■ SHORT EXERCISE ■
Replace "y-tick-label" with "vertical-tick-label" in the records from the start through the line with "legend-tick-label: 32 —", and give those lines back with nothing else changed.

■ LISTED ENTRIES ■
· · · · · · ·

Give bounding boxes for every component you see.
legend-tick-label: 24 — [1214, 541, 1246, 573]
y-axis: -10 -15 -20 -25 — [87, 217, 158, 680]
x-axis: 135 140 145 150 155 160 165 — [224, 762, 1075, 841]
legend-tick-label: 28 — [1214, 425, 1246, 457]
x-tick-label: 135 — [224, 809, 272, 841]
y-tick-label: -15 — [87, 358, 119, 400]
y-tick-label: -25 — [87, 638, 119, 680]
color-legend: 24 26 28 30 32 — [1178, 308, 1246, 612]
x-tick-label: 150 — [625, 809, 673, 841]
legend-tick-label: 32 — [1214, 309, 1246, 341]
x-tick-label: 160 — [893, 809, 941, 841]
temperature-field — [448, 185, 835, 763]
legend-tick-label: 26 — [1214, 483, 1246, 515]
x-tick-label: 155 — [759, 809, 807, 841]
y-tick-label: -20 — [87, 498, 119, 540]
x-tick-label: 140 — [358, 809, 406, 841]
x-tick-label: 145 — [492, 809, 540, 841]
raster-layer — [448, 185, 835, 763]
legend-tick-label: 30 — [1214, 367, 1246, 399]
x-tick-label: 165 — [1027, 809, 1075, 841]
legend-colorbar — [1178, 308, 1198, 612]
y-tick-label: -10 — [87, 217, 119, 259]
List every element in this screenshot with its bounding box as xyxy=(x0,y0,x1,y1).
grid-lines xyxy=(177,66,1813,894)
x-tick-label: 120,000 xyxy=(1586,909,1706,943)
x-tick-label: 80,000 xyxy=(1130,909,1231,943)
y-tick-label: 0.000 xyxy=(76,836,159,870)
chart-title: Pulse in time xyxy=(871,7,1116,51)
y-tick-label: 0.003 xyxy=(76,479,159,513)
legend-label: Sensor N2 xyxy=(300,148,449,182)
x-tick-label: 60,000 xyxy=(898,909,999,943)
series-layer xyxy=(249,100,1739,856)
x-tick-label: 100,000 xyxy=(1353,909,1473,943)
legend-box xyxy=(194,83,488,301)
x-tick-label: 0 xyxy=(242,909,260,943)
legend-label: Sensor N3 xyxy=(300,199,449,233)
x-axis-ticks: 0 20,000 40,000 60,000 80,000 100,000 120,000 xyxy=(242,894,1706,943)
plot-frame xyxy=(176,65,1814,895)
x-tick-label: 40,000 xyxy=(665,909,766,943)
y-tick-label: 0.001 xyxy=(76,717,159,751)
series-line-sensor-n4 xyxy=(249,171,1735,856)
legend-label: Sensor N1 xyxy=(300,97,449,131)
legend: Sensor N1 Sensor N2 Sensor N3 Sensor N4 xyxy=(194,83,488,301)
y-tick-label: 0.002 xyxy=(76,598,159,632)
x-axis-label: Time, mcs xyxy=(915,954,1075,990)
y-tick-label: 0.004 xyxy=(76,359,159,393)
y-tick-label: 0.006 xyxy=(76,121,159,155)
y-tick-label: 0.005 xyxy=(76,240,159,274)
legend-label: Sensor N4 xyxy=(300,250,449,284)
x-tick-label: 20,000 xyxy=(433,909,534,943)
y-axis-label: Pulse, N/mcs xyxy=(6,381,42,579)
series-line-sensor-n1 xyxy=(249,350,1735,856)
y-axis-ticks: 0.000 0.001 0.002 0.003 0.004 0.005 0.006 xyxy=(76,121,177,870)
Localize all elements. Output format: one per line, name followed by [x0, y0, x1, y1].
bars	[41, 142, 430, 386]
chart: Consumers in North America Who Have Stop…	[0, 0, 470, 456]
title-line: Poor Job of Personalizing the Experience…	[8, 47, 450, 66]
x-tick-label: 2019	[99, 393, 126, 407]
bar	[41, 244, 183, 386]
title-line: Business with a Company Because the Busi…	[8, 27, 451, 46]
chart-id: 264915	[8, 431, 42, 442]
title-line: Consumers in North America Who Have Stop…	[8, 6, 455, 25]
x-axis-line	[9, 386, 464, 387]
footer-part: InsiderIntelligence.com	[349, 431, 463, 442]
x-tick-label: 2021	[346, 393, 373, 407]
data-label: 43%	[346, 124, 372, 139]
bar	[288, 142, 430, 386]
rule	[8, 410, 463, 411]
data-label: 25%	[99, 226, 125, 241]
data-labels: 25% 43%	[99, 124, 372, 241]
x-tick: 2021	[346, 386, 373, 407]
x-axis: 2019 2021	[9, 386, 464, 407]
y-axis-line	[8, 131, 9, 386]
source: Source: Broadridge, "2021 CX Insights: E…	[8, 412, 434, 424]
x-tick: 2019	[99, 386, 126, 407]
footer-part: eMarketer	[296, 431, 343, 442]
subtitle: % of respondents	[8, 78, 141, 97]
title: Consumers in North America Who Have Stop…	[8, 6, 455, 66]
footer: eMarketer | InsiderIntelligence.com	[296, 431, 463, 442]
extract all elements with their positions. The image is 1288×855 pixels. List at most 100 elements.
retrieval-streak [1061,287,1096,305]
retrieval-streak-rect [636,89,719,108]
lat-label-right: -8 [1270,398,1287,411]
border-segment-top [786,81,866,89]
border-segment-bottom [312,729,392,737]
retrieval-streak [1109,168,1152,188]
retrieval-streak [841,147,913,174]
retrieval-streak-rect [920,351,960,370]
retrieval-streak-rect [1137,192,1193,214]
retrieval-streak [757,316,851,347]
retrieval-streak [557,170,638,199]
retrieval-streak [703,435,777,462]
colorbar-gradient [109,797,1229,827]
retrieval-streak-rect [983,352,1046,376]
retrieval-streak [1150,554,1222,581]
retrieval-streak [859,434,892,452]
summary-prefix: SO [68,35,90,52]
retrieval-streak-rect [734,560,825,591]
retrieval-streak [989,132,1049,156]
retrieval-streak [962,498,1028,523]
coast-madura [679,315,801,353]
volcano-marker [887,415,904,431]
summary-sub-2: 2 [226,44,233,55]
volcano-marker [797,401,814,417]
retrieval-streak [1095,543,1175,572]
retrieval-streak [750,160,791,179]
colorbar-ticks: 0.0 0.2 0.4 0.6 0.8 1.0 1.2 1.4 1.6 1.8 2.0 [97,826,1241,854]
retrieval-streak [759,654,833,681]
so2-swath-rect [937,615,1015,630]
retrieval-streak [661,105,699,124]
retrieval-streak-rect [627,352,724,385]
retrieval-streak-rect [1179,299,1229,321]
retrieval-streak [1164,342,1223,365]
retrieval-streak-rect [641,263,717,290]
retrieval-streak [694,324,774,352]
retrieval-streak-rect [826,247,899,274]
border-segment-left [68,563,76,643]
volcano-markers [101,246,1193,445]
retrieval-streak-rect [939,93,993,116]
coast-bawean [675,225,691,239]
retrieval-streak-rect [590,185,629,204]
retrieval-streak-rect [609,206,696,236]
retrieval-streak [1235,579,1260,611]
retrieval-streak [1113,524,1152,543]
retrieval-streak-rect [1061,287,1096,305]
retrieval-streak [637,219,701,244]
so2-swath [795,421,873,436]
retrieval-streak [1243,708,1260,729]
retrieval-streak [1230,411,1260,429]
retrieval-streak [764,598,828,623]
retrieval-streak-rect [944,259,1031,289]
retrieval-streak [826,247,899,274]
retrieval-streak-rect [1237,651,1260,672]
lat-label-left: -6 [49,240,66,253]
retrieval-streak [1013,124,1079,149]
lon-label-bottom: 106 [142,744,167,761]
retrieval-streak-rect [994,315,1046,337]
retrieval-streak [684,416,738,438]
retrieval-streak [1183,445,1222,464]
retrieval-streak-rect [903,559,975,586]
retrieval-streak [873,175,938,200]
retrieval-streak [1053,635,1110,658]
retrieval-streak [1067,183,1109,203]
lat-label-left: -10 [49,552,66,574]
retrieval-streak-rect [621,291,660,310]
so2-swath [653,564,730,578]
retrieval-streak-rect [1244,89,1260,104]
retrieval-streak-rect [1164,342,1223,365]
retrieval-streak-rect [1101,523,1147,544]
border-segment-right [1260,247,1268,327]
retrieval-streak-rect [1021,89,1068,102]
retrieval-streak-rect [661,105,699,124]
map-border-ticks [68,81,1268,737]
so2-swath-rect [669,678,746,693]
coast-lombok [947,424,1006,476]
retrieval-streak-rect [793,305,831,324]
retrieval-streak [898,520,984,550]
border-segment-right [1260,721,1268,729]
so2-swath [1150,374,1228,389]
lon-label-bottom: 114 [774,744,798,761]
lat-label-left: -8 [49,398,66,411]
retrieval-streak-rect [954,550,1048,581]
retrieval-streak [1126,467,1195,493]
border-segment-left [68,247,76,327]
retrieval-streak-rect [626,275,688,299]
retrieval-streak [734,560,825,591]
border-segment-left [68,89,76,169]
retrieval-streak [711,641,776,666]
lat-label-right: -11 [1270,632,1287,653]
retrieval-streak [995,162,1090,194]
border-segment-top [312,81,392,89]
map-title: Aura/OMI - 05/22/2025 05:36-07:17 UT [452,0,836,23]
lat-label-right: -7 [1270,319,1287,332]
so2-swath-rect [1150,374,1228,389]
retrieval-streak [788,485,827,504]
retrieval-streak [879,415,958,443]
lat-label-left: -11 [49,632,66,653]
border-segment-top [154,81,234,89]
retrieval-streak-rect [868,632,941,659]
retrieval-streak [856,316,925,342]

· · · · · · ·

■ RESULT FOR THIS EXERCISE ■
Give bounding boxes for every component you see.
legend-tick-label: 24 — [1214, 541, 1246, 573]
y-axis: -10 -15 -20 -25 — [87, 217, 158, 680]
x-axis: 135 140 145 150 155 160 165 — [224, 762, 1075, 841]
legend-tick-label: 28 — [1214, 425, 1246, 457]
x-tick-label: 135 — [224, 809, 272, 841]
vertical-tick-label: -15 — [87, 358, 119, 400]
vertical-tick-label: -25 — [87, 638, 119, 680]
color-legend: 24 26 28 30 32 — [1178, 308, 1246, 612]
x-tick-label: 150 — [625, 809, 673, 841]
legend-tick-label: 32 — [1214, 309, 1246, 341]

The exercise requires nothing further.